start RECORD EXTRACTS
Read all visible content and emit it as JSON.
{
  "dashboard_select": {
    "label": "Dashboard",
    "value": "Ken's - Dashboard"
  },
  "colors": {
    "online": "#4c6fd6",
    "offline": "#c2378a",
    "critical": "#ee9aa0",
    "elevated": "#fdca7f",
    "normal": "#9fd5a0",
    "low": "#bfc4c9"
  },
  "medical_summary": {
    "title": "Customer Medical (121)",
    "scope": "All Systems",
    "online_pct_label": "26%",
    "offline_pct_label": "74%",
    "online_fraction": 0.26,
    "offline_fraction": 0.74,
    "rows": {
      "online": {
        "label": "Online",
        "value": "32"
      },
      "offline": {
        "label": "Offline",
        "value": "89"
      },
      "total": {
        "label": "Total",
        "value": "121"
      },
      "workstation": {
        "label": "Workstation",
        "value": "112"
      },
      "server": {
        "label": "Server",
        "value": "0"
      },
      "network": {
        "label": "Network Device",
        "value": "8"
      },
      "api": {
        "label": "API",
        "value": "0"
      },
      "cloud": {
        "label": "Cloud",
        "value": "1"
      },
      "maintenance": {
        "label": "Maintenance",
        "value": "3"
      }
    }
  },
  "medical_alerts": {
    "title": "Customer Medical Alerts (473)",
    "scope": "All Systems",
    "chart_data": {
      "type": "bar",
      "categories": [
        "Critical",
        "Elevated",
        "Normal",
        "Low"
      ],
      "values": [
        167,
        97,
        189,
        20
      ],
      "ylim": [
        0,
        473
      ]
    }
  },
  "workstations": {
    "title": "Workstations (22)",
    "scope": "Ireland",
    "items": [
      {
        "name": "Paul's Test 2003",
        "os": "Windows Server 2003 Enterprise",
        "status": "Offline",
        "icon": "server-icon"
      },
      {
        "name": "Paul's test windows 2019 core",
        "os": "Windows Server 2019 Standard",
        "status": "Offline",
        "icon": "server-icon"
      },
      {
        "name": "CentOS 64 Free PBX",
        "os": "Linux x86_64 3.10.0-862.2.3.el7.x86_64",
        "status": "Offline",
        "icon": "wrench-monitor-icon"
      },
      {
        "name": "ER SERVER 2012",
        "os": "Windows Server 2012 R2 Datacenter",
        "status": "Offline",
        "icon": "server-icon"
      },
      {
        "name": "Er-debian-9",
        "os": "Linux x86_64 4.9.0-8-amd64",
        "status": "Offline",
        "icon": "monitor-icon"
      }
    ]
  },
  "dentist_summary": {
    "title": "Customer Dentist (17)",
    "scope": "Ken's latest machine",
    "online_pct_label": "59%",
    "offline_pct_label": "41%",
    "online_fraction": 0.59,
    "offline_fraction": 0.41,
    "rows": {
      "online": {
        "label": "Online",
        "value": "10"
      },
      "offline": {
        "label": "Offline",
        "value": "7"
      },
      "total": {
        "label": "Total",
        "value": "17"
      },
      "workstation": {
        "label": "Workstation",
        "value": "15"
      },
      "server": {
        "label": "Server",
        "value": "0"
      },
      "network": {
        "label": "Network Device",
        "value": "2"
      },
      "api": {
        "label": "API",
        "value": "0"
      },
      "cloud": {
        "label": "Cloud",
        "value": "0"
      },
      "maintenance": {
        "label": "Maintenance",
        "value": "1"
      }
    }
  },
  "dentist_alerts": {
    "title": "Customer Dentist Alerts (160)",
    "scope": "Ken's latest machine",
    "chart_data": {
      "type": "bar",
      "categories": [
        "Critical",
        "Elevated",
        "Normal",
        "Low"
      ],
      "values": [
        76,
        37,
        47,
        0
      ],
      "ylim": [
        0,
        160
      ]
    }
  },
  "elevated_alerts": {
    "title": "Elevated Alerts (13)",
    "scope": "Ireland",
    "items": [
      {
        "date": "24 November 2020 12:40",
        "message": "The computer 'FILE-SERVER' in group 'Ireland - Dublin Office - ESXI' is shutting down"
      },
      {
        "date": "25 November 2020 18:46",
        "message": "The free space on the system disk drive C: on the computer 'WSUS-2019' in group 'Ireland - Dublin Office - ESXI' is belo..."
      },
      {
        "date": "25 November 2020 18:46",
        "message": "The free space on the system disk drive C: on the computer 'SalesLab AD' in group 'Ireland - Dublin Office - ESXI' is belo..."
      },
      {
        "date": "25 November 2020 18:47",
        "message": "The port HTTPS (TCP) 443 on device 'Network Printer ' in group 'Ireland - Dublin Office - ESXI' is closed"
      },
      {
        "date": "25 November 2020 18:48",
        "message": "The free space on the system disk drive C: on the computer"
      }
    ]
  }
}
end RECORD EXTRACTS
**YOUR INSTRUCTIONS:** All the data must be duplicated exactly, with nothing added or removed.

**RESULT OF THIS EXERCISE:**
Read all visible content and emit it as JSON.
{
  "dashboard_select": {
    "label": "Dashboard",
    "value": "Ken's - Dashboard"
  },
  "colors": {
    "online": "#4c6fd6",
    "offline": "#c2378a",
    "critical": "#ee9aa0",
    "elevated": "#fdca7f",
    "normal": "#9fd5a0",
    "low": "#bfc4c9"
  },
  "medical_summary": {
    "title": "Customer Medical (121)",
    "scope": "All Systems",
    "online_pct_label": "26%",
    "offline_pct_label": "74%",
    "online_fraction": 0.26,
    "offline_fraction": 0.74,
    "rows": {
      "online": {
        "label": "Online",
        "value": "32"
      },
      "offline": {
        "label": "Offline",
        "value": "89"
      },
      "total": {
        "label": "Total",
        "value": "121"
      },
      "workstation": {
        "label": "Workstation",
        "value": "112"
      },
      "server": {
        "label": "Server",
        "value": "0"
      },
      "network": {
        "label": "Network Device",
        "value": "8"
      },
      "api": {
        "label": "API",
        "value": "0"
      },
      "cloud": {
        "label": "Cloud",
        "value": "1"
      },
      "maintenance": {
        "label": "Maintenance",
        "value": "3"
      }
    }
  },
  "medical_alerts": {
    "title": "Customer Medical Alerts (473)",
    "scope": "All Systems",
    "chart_data": {
      "type": "bar",
      "categories": [
        "Critical",
        "Elevated",
        "Normal",
        "Low"
      ],
      "values": [
        167,
        97,
        189,
        20
      ],
      "ylim": [
        0,
        473
      ]
    }
  },
  "workstations": {
    "title": "Workstations (22)",
    "scope": "Ireland",
    "items": [
      {
        "name": "Paul's Test 2003",
        "os": "Windows Server 2003 Enterprise",
        "status": "Offline",
        "icon": "server-icon"
      },
      {
        "name": "Paul's test windows 2019 core",
        "os": "Windows Server 2019 Standard",
        "status": "Offline",
        "icon": "server-icon"
      },
      {
        "name": "CentOS 64 Free PBX",
        "os": "Linux x86_64 3.10.0-862.2.3.el7.x86_64",
        "status": "Offline",
        "icon": "wrench-monitor-icon"
      },
      {
        "name": "ER SERVER 2012",
        "os": "Windows Server 2012 R2 Datacenter",
        "status": "Offline",
        "icon": "server-icon"
      },
      {
        "name": "Er-debian-9",
        "os": "Linux x86_64 4.9.0-8-amd64",
        "status": "Offline",
        "icon": "monitor-icon"
      }
    ]
  },
  "dentist_summary": {
    "title": "Customer Dentist (17)",
    "scope": "Ken's latest machine",
    "online_pct_label": "59%",
    "offline_pct_label": "41%",
    "online_fraction": 0.59,
    "offline_fraction": 0.41,
    "rows": {
      "online": {
        "label": "Online",
        "value": "10"
      },
      "offline": {
        "label": "Offline",
        "value": "7"
      },
      "total": {
        "label": "Total",
        "value": "17"
      },
      "workstation": {
        "label": "Workstation",
        "value": "15"
      },
      "server": {
        "label": "Server",
        "value": "0"
      },
      "network": {
        "label": "Network Device",
        "value": "2"
      },
      "api": {
        "label": "API",
        "value": "0"
      },
      "cloud": {
        "label": "Cloud",
        "value": "0"
      },
      "maintenance": {
        "label": "Maintenance",
        "value": "1"
      }
    }
  },
  "dentist_alerts": {
    "title": "Customer Dentist Alerts (160)",
    "scope": "Ken's latest machine",
    "chart_data": {
      "type": "bar",
      "categories": [
        "Critical",
        "Elevated",
        "Normal",
        "Low"
      ],
      "values": [
        76,
        37,
        47,
        0
      ],
      "ylim": [
        0,
        160
      ]
    }
  },
  "elevated_alerts": {
    "title": "Elevated Alerts (13)",
    "scope": "Ireland",
    "items": [
      {
        "date": "24 November 2020 12:40",
        "message": "The computer 'FILE-SERVER' in group 'Ireland - Dublin Office - ESXI' is shutting down"
      },
      {
        "date": "25 November 2020 18:46",
        "message": "The free space on the system disk drive C: on the computer 'WSUS-2019' in group 'Ireland - Dublin Office - ESXI' is belo..."
      },
      {
        "date": "25 November 2020 18:46",
        "message": "The free space on the system disk drive C: on the computer 'SalesLab AD' in group 'Ireland - Dublin Office - ESXI' is belo..."
      },
      {
        "date": "25 November 2020 18:47",
        "message": "The port HTTPS (TCP) 443 on device 'Network Printer ' in group 'Ireland - Dublin Office - ESXI' is closed"
      },
      {
        "date": "25 November 2020 18:48",
        "message": "The free space on the system disk drive C: on the computer"
      }
    ]
  }
}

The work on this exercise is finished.